Items listed in a dataset:

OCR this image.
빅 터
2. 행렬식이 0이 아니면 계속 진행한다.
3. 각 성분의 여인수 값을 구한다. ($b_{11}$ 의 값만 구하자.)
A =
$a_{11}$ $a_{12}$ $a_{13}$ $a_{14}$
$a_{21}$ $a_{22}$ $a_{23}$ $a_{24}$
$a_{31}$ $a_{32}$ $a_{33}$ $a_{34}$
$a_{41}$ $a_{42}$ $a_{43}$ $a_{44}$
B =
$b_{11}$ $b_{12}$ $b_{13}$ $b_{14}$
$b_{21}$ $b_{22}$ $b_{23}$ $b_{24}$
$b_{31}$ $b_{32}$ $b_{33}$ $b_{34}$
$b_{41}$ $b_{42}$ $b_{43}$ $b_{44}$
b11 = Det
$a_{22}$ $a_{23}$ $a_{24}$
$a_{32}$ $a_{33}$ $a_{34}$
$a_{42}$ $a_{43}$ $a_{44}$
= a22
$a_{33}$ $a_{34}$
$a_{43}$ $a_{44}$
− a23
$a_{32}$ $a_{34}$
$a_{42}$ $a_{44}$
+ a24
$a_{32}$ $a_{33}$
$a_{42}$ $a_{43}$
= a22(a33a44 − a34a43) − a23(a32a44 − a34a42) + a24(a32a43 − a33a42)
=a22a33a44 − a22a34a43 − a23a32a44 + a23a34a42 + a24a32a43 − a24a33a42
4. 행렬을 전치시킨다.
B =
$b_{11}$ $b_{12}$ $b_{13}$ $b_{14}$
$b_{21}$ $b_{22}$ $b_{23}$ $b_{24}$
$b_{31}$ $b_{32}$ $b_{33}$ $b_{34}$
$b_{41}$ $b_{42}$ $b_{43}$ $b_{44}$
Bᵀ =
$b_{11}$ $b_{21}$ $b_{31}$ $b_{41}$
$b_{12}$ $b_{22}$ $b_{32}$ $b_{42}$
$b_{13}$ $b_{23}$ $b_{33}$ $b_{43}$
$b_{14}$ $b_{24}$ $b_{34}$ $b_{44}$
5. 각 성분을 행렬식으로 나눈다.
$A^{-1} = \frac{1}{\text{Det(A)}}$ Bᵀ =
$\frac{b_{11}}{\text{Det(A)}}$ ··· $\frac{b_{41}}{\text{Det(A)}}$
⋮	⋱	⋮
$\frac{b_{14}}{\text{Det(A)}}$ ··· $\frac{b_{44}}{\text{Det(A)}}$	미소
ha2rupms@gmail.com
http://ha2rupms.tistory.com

PROBLEM TO WORK ON:
Copy out all of the lines above exactly.

RESULT OF THIS EXERCISE:
OCR this image.
빅 터
2. 행렬식이 0이 아니면 계속 진행한다.
3. 각 성분의 여인수 값을 구한다. ($b_{11}$ 의 값만 구하자.)
A =
$a_{11}$ $a_{12}$ $a_{13}$ $a_{14}$
$a_{21}$ $a_{22}$ $a_{23}$ $a_{24}$
$a_{31}$ $a_{32}$ $a_{33}$ $a_{34}$
$a_{41}$ $a_{42}$ $a_{43}$ $a_{44}$
B =
$b_{11}$ $b_{12}$ $b_{13}$ $b_{14}$
$b_{21}$ $b_{22}$ $b_{23}$ $b_{24}$
$b_{31}$ $b_{32}$ $b_{33}$ $b_{34}$
$b_{41}$ $b_{42}$ $b_{43}$ $b_{44}$
b11 = Det
$a_{22}$ $a_{23}$ $a_{24}$
$a_{32}$ $a_{33}$ $a_{34}$
$a_{42}$ $a_{43}$ $a_{44}$
= a22
$a_{33}$ $a_{34}$
$a_{43}$ $a_{44}$
− a23
$a_{32}$ $a_{34}$
$a_{42}$ $a_{44}$
+ a24
$a_{32}$ $a_{33}$
$a_{42}$ $a_{43}$
= a22(a33a44 − a34a43) − a23(a32a44 − a34a42) + a24(a32a43 − a33a42)
=a22a33a44 − a22a34a43 − a23a32a44 + a23a34a42 + a24a32a43 − a24a33a42
4. 행렬을 전치시킨다.
B =
$b_{11}$ $b_{12}$ $b_{13}$ $b_{14}$
$b_{21}$ $b_{22}$ $b_{23}$ $b_{24}$
$b_{31}$ $b_{32}$ $b_{33}$ $b_{34}$
$b_{41}$ $b_{42}$ $b_{43}$ $b_{44}$
Bᵀ =
$b_{11}$ $b_{21}$ $b_{31}$ $b_{41}$
$b_{12}$ $b_{22}$ $b_{32}$ $b_{42}$
$b_{13}$ $b_{23}$ $b_{33}$ $b_{43}$
$b_{14}$ $b_{24}$ $b_{34}$ $b_{44}$
5. 각 성분을 행렬식으로 나눈다.
$A^{-1} = \frac{1}{\text{Det(A)}}$ Bᵀ =
$\frac{b_{11}}{\text{Det(A)}}$ ··· $\frac{b_{41}}{\text{Det(A)}}$
⋮	⋱	⋮
$\frac{b_{14}}{\text{Det(A)}}$ ··· $\frac{b_{44}}{\text{Det(A)}}$	미소
ha2rupms@gmail.com
http://ha2rupms.tistory.com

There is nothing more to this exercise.